→ **Extracts from a graphics dataset**
# # # # # # #
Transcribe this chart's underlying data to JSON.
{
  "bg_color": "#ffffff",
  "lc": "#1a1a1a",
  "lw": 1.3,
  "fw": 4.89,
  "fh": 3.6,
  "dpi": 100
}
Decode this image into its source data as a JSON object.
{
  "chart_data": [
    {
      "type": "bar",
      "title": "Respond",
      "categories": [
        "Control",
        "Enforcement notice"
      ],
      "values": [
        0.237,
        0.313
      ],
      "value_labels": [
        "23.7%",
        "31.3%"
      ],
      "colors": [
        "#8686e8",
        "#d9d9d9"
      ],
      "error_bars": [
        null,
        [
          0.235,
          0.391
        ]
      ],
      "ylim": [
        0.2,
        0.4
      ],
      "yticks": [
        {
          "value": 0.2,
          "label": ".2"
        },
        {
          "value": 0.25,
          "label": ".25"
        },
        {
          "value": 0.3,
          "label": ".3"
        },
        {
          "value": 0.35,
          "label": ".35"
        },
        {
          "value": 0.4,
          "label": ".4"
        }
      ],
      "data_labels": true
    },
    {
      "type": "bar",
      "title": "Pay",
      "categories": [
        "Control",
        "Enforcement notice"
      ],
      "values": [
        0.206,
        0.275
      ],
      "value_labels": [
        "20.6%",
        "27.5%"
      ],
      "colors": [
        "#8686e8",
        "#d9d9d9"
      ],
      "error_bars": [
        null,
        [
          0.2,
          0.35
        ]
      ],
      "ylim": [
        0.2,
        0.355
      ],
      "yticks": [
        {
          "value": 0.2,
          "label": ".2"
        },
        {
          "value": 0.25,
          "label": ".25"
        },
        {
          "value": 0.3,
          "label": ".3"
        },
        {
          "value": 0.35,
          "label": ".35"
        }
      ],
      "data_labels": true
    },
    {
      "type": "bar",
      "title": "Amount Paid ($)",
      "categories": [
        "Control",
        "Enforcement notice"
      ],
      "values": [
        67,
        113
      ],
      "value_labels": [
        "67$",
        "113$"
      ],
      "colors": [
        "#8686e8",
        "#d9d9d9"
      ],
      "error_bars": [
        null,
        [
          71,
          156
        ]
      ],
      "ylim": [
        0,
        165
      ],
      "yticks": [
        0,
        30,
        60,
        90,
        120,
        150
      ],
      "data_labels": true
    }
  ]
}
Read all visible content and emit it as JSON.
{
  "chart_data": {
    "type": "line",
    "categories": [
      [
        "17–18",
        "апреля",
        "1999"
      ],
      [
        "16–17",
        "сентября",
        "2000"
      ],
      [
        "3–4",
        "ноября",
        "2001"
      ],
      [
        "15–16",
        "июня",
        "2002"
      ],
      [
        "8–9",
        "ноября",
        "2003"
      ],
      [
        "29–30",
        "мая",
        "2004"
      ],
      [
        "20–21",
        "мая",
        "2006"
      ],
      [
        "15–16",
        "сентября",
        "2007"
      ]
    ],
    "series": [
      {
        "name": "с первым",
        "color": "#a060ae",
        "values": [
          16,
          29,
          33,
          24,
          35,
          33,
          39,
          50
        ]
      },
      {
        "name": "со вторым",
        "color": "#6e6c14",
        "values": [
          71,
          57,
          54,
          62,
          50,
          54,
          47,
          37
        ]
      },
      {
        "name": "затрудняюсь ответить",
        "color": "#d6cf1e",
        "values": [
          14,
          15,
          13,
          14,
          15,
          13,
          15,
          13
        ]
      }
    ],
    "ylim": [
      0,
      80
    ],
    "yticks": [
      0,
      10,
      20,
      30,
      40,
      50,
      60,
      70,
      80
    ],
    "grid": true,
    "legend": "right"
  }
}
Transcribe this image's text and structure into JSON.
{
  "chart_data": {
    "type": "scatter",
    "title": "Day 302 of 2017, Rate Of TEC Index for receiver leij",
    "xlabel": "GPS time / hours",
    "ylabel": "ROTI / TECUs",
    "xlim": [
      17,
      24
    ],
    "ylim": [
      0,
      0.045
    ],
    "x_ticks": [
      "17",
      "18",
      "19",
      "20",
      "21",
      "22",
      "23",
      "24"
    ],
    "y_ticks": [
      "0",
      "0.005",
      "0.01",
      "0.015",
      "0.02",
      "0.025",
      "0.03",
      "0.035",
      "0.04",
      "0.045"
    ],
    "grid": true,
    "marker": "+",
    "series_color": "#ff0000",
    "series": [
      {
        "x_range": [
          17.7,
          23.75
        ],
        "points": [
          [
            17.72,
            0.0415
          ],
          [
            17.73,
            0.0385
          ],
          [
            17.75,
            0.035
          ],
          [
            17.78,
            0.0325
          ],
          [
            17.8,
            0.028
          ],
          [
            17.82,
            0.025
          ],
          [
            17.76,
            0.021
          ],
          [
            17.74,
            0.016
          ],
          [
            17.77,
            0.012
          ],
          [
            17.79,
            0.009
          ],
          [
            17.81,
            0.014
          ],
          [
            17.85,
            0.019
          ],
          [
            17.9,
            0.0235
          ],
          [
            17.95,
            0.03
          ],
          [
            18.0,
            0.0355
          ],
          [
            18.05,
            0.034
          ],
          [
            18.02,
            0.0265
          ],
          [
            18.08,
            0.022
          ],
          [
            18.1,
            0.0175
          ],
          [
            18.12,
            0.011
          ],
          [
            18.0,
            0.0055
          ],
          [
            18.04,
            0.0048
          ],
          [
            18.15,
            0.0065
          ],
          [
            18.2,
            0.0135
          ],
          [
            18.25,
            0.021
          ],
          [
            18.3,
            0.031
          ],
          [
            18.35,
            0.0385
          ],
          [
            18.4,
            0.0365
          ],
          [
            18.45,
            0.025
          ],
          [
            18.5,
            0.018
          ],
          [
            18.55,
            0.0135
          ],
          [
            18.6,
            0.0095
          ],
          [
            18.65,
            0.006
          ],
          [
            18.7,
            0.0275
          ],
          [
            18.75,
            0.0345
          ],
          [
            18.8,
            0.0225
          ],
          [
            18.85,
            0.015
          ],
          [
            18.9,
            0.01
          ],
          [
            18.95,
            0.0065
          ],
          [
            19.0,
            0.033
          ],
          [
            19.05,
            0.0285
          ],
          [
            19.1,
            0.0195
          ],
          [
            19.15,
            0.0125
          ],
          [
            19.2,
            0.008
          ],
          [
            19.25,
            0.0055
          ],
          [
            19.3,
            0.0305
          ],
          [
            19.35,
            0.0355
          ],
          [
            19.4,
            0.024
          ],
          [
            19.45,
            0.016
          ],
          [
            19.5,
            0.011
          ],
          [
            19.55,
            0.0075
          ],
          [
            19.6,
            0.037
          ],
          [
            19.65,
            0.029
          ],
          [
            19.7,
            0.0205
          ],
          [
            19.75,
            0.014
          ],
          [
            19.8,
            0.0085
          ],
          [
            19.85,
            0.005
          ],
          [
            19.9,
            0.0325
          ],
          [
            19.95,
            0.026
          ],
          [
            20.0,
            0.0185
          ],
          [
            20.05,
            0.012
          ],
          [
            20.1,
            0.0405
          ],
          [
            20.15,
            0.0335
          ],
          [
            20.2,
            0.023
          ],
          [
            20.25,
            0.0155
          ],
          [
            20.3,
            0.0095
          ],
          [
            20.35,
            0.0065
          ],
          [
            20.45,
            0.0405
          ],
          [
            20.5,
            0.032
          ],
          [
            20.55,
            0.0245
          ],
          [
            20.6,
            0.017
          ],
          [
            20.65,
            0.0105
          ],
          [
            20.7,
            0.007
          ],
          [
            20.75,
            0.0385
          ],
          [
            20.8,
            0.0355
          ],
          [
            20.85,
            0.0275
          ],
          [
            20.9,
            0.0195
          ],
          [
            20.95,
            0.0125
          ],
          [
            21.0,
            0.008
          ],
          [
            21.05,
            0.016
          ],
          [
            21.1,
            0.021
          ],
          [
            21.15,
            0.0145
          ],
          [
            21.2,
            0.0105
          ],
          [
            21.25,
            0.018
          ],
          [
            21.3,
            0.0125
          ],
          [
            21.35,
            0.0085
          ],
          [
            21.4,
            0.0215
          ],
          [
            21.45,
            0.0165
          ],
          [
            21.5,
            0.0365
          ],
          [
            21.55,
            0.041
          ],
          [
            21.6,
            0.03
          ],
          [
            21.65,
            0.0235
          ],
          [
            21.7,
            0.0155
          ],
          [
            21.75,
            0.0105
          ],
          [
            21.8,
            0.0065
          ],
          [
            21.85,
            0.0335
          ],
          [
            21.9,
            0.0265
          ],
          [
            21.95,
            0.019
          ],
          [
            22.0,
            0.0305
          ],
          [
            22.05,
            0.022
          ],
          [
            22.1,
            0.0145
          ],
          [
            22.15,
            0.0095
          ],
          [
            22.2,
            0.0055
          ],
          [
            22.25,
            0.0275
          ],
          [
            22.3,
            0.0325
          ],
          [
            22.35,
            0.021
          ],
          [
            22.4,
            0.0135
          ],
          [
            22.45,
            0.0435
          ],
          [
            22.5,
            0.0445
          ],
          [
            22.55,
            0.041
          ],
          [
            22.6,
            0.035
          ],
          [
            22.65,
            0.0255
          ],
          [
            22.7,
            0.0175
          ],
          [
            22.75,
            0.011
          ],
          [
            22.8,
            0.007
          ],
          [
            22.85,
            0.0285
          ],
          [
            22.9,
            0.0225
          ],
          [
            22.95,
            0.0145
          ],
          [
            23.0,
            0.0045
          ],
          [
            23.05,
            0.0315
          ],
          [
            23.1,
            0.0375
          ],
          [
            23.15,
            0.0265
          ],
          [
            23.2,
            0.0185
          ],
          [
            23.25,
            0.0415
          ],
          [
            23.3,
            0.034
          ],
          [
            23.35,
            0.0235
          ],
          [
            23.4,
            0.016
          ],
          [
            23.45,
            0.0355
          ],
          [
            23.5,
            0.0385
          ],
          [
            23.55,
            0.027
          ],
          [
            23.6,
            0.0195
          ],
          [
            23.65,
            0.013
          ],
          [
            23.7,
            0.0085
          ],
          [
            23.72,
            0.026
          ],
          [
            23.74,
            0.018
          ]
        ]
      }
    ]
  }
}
# # # # # # #
Copy each line of the entries that includes the word "image".

Decode this image into its source data as a JSON object.
Transcribe this image's text and structure into JSON.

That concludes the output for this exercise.